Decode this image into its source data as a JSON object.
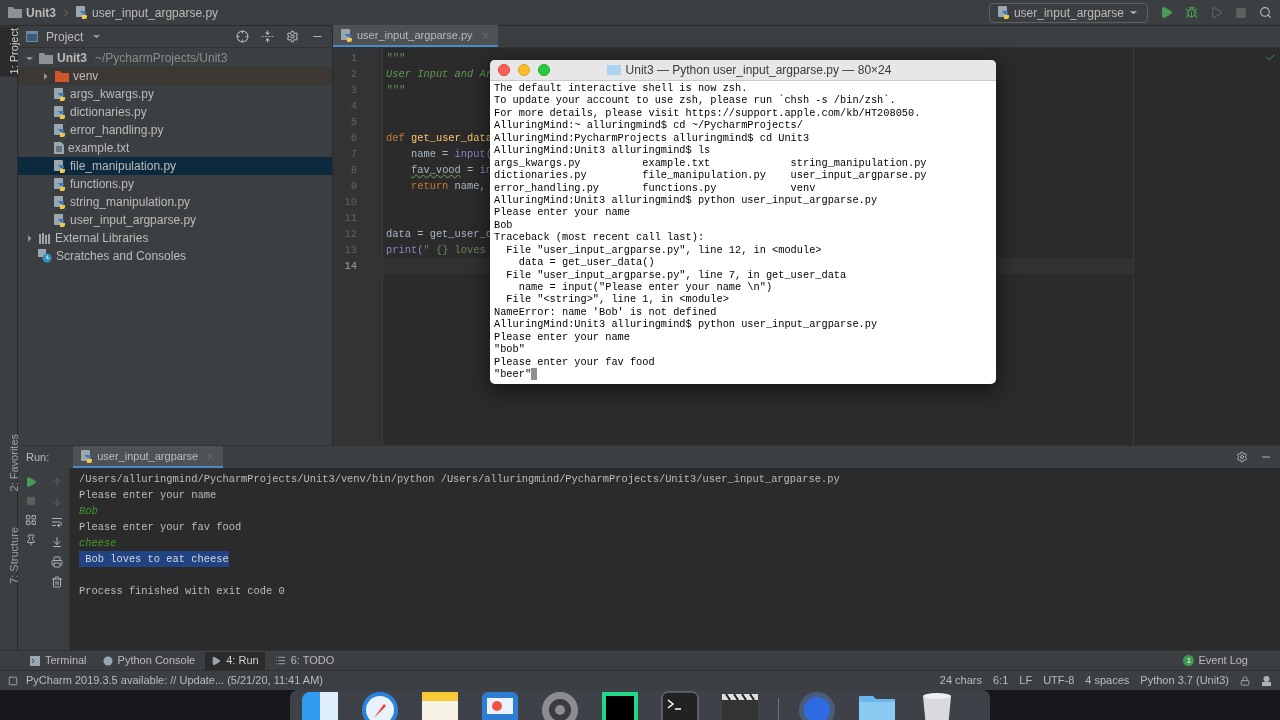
{
  "breadcrumb": [
    "Unit3",
    "user_input_argparse.py"
  ],
  "run_config": "user_input_argparse",
  "left_strip": {
    "top": [
      {
        "label": "1: Project",
        "selected": true
      }
    ],
    "bottom": [
      {
        "label": "2: Favorites",
        "selected": false
      },
      {
        "label": "7: Structure",
        "selected": false
      }
    ]
  },
  "project_panel": {
    "title": "Project",
    "tree": [
      {
        "name": "Unit3",
        "path": "~/PycharmProjects/Unit3",
        "kind": "folder",
        "expanded": true,
        "selected": false,
        "children": [
          {
            "name": "venv",
            "kind": "excluded_folder",
            "expanded": false,
            "selected": false
          },
          {
            "name": "args_kwargs.py",
            "kind": "python",
            "selected": false
          },
          {
            "name": "dictionaries.py",
            "kind": "python",
            "selected": false
          },
          {
            "name": "error_handling.py",
            "kind": "python",
            "selected": false
          },
          {
            "name": "example.txt",
            "kind": "text",
            "selected": false
          },
          {
            "name": "file_manipulation.py",
            "kind": "python",
            "selected": true
          },
          {
            "name": "functions.py",
            "kind": "python",
            "selected": false
          },
          {
            "name": "string_manipulation.py",
            "kind": "python",
            "selected": false
          },
          {
            "name": "user_input_argparse.py",
            "kind": "python",
            "selected": false
          }
        ]
      },
      {
        "name": "External Libraries",
        "kind": "libraries",
        "expanded": false,
        "selected": false
      },
      {
        "name": "Scratches and Consoles",
        "kind": "scratches",
        "selected": false
      }
    ]
  },
  "editor": {
    "tab": "user_input_argparse.py",
    "lines": [
      {
        "number": "1",
        "current": false,
        "tokens": [
          {
            "text": "\"\"\"",
            "kind": "docstring"
          }
        ]
      },
      {
        "number": "2",
        "current": false,
        "tokens": [
          {
            "text": "User Input and Ar",
            "kind": "docstring"
          }
        ]
      },
      {
        "number": "3",
        "current": false,
        "tokens": [
          {
            "text": "\"\"\"",
            "kind": "docstring"
          }
        ]
      },
      {
        "number": "4",
        "current": false
      },
      {
        "number": "5",
        "current": false
      },
      {
        "number": "6",
        "current": false,
        "tokens": [
          {
            "text": "def ",
            "kind": "keyword"
          },
          {
            "text": "get_user_data",
            "kind": "function"
          }
        ]
      },
      {
        "number": "7",
        "current": false,
        "tokens": [
          {
            "text": "    name = ",
            "kind": "plain"
          },
          {
            "text": "input(",
            "kind": "builtin"
          }
        ]
      },
      {
        "number": "8",
        "current": false,
        "tokens": [
          {
            "text": "    fav_vood",
            "kind": "warning"
          },
          {
            "text": " = ",
            "kind": "plain"
          },
          {
            "text": "in",
            "kind": "builtin"
          }
        ]
      },
      {
        "number": "9",
        "current": false,
        "tokens": [
          {
            "text": "    return ",
            "kind": "keyword"
          },
          {
            "text": "name,",
            "kind": "plain"
          }
        ]
      },
      {
        "number": "10",
        "current": false
      },
      {
        "number": "11",
        "current": false
      },
      {
        "number": "12",
        "current": false,
        "tokens": [
          {
            "text": "data = get_user_c",
            "kind": "plain"
          }
        ]
      },
      {
        "number": "13",
        "current": false,
        "tokens": [
          {
            "text": "print(",
            "kind": "builtin"
          },
          {
            "text": "\" {} loves",
            "kind": "string"
          }
        ]
      },
      {
        "number": "14",
        "current": true
      }
    ]
  },
  "terminal": {
    "title": "Unit3 — Python user_input_argparse.py — 80×24",
    "cursor": true,
    "lines": [
      "The default interactive shell is now zsh.",
      "To update your account to use zsh, please run `chsh -s /bin/zsh`.",
      "For more details, please visit https://support.apple.com/kb/HT208050.",
      "AlluringMind:~ alluringmind$ cd ~/PycharmProjects/",
      "AlluringMind:PycharmProjects alluringmind$ cd Unit3",
      "AlluringMind:Unit3 alluringmind$ ls",
      "args_kwargs.py          example.txt             string_manipulation.py",
      "dictionaries.py         file_manipulation.py    user_input_argparse.py",
      "error_handling.py       functions.py            venv",
      "AlluringMind:Unit3 alluringmind$ python user_input_argparse.py",
      "Please enter your name",
      "Bob",
      "Traceback (most recent call last):",
      "  File \"user_input_argparse.py\", line 12, in <module>",
      "    data = get_user_data()",
      "  File \"user_input_argparse.py\", line 7, in get_user_data",
      "    name = input(\"Please enter your name \\n\")",
      "  File \"<string>\", line 1, in <module>",
      "NameError: name 'Bob' is not defined",
      "AlluringMind:Unit3 alluringmind$ python user_input_argparse.py",
      "Please enter your name",
      "\"bob\"",
      "Please enter your fav food",
      "\"beer\""
    ]
  },
  "run_panel": {
    "label": "Run:",
    "tab": "user_input_argparse",
    "lines": [
      {
        "text": "/Users/alluringmind/PycharmProjects/Unit3/venv/bin/python /Users/alluringmind/PycharmProjects/Unit3/user_input_argparse.py",
        "kind": "output"
      },
      {
        "text": "Please enter your name",
        "kind": "output"
      },
      {
        "text": "Bob",
        "kind": "input"
      },
      {
        "text": "Please enter your fav food",
        "kind": "output"
      },
      {
        "text": "cheese",
        "kind": "input"
      },
      {
        "text": " Bob loves to eat cheese",
        "kind": "highlighted"
      },
      {
        "text": "Process finished with exit code 0",
        "kind": "exit"
      }
    ]
  },
  "tool_tabs": [
    {
      "label": "Terminal",
      "kind": "terminal",
      "selected": false
    },
    {
      "label": "Python Console",
      "kind": "console",
      "selected": false
    },
    {
      "label": "4: Run",
      "kind": "run",
      "selected": true
    },
    {
      "label": "6: TODO",
      "kind": "todo",
      "selected": false
    }
  ],
  "event_log": {
    "count": "1",
    "label": "Event Log"
  },
  "status_bar": {
    "message": "PyCharm 2019.3.5 available: // Update... (5/21/20, 11:41 AM)",
    "items": [
      "24 chars",
      "6:1",
      "LF",
      "UTF-8",
      "4 spaces",
      "Python 3.7 (Unit3)"
    ]
  }
}
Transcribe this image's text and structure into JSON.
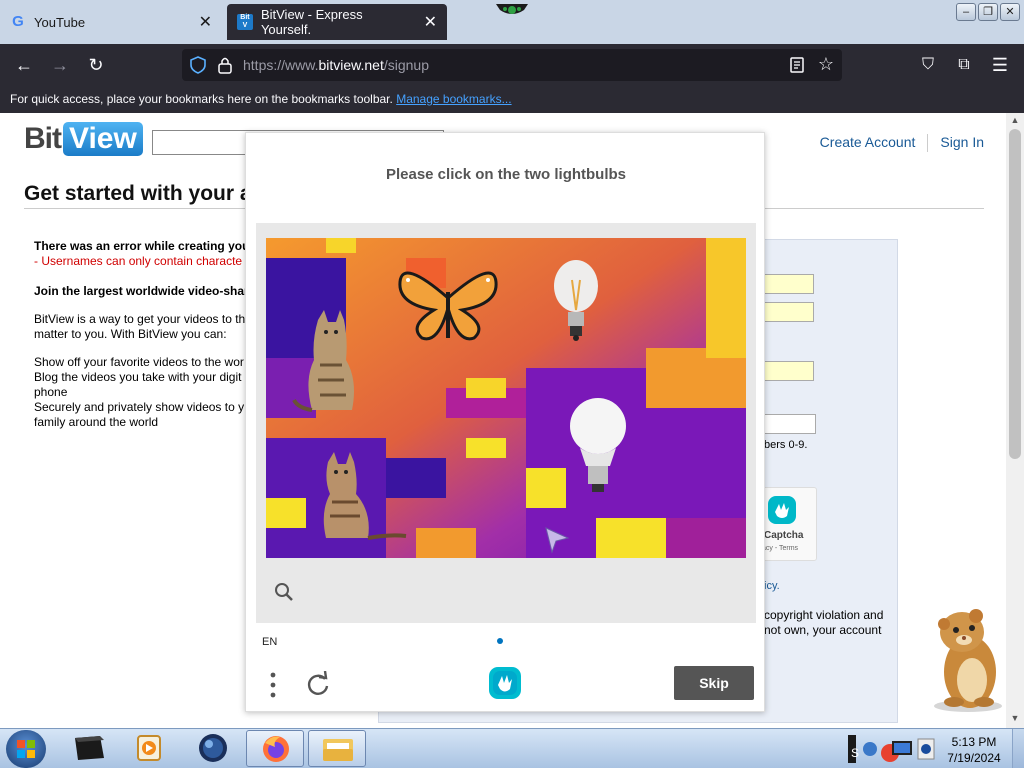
{
  "browser": {
    "tabs": [
      {
        "title": "YouTube",
        "favicon": "google-icon",
        "active": false
      },
      {
        "title": "BitView - Express Yourself.",
        "favicon": "bitview-favicon",
        "active": true
      }
    ],
    "url": {
      "prefix": "https://www.",
      "host": "bitview.net",
      "path": "/signup"
    },
    "bookmarks_bar": {
      "text": "For quick access, place your bookmarks here on the bookmarks toolbar.",
      "link": "Manage bookmarks..."
    }
  },
  "site": {
    "logo": {
      "part1": "Bit",
      "part2": "View"
    },
    "header_links": [
      "Create Account",
      "Sign In"
    ],
    "page_title": "Get started with your a",
    "error_title": "There was an error while creating you",
    "error_message": "- Usernames can only contain characte",
    "join_heading": "Join the largest worldwide video-shar",
    "intro": "BitView is a way to get your videos to th\nmatter to you. With BitView you can:",
    "features": "Show off your favorite videos to the wor\nBlog the videos you take with your digit\nphone\nSecurely and privately show videos to y\nfamily around the world",
    "form_note": "bers 0-9.",
    "captcha_badge": {
      "label": "Captcha",
      "sub": "acy - Terms"
    },
    "policy_link": "icy.",
    "copyright_text": "copyright violation and\nnot own, your account"
  },
  "captcha": {
    "prompt": "Please click on the two lightbulbs",
    "language": "EN",
    "skip_label": "Skip",
    "accent": "#0074bf"
  },
  "taskbar": {
    "time": "5:13 PM",
    "date": "7/19/2024"
  }
}
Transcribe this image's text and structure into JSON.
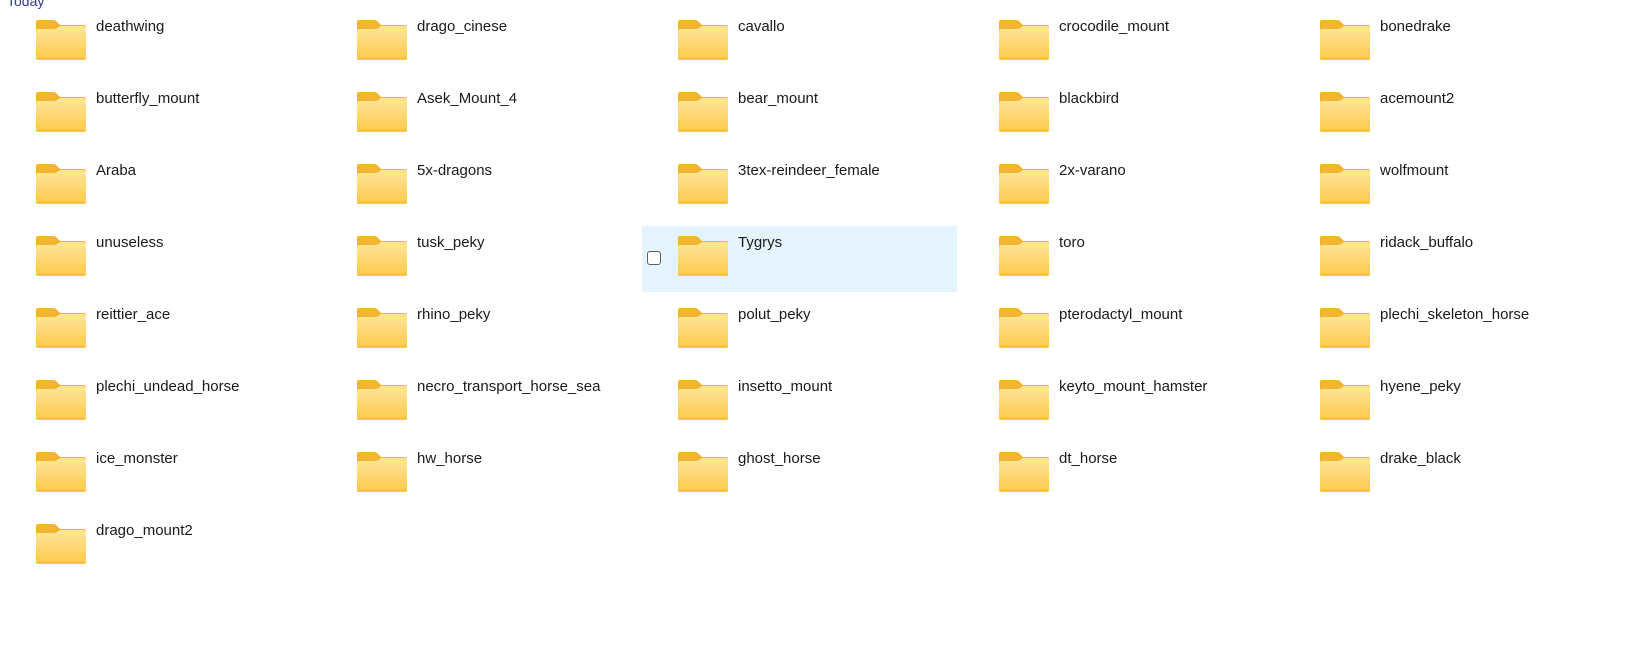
{
  "group": {
    "header": "Today"
  },
  "colors": {
    "folder_back": "#f2b52e",
    "folder_front_top": "#ffe69a",
    "folder_front_bottom": "#fcc94a",
    "selection_bg": "#e5f3fd",
    "header_text": "#2b3f8e"
  },
  "folders": [
    {
      "name": "deathwing"
    },
    {
      "name": "drago_cinese"
    },
    {
      "name": "cavallo"
    },
    {
      "name": "crocodile_mount"
    },
    {
      "name": "bonedrake"
    },
    {
      "name": "butterfly_mount"
    },
    {
      "name": "Asek_Mount_4"
    },
    {
      "name": "bear_mount"
    },
    {
      "name": "blackbird"
    },
    {
      "name": "acemount2"
    },
    {
      "name": "Araba"
    },
    {
      "name": "5x-dragons"
    },
    {
      "name": "3tex-reindeer_female"
    },
    {
      "name": "2x-varano"
    },
    {
      "name": "wolfmount"
    },
    {
      "name": "unuseless"
    },
    {
      "name": "tusk_peky"
    },
    {
      "name": "Tygrys",
      "selected": true
    },
    {
      "name": "toro"
    },
    {
      "name": "ridack_buffalo"
    },
    {
      "name": "reittier_ace"
    },
    {
      "name": "rhino_peky"
    },
    {
      "name": "polut_peky"
    },
    {
      "name": "pterodactyl_mount"
    },
    {
      "name": "plechi_skeleton_horse"
    },
    {
      "name": "plechi_undead_horse"
    },
    {
      "name": "necro_transport_horse_sea"
    },
    {
      "name": "insetto_mount"
    },
    {
      "name": "keyto_mount_hamster"
    },
    {
      "name": "hyene_peky"
    },
    {
      "name": "ice_monster"
    },
    {
      "name": "hw_horse"
    },
    {
      "name": "ghost_horse"
    },
    {
      "name": "dt_horse"
    },
    {
      "name": "drake_black"
    },
    {
      "name": "drago_mount2"
    }
  ]
}
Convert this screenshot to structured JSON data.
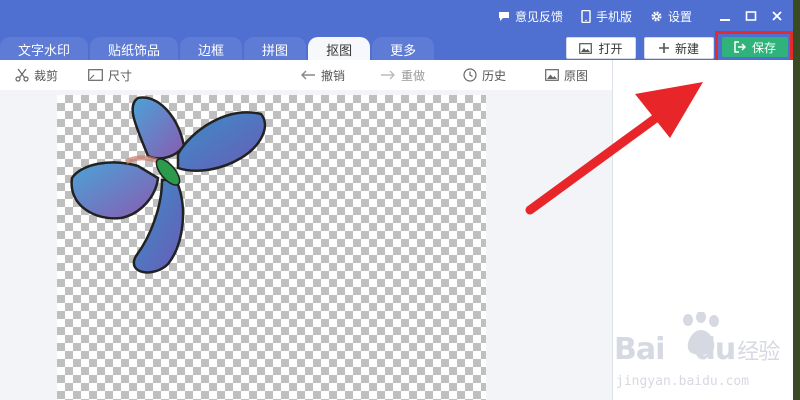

• YOUR GOAL: Where a line holds the string "functions", copy that line.

• RESULT:
            "name": "functions.py",
      "error_handling.py       functions.py            venv",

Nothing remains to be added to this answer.